(Collected data)
________________________

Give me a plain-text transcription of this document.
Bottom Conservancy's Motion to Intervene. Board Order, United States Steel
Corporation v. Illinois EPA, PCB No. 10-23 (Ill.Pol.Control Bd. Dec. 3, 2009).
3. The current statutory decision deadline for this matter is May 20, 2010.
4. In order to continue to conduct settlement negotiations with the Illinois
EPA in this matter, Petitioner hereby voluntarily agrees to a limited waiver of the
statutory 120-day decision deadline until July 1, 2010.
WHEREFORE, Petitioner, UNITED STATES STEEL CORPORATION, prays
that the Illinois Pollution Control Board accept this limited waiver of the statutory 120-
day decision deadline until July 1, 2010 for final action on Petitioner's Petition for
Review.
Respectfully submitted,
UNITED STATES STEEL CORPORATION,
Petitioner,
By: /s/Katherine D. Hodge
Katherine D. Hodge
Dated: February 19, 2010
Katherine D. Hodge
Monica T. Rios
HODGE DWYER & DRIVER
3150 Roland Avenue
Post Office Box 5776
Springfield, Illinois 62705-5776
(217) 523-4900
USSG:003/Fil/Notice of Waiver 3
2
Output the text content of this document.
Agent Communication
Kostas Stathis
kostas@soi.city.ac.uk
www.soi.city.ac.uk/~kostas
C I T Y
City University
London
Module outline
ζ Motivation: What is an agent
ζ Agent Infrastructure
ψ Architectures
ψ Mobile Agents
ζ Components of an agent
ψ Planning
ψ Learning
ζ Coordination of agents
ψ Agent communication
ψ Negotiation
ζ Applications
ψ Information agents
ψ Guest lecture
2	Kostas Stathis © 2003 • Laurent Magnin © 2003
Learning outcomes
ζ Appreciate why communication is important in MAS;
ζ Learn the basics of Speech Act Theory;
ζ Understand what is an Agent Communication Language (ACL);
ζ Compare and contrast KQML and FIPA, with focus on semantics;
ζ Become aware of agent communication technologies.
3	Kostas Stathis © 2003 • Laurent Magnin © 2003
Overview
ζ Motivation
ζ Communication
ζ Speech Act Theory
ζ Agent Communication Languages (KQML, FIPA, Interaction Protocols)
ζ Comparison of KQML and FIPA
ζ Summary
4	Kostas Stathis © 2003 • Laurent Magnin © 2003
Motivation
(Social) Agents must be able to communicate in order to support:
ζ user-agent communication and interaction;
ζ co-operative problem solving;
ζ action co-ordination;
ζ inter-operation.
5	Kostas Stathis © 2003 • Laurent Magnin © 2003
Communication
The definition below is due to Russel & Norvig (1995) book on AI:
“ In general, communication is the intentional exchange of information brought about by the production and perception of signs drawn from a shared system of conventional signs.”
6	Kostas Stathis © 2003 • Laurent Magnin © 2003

________________________

— STATED GOAL —
Copy out each line of the records that holds the string "Board".

— THE OUTPUT —
Bottom Conservancy's Motion to Intervene. Board Order, United States Steel
that the Illinois Pollution Control Board accept this limited waiver of the statutory 120-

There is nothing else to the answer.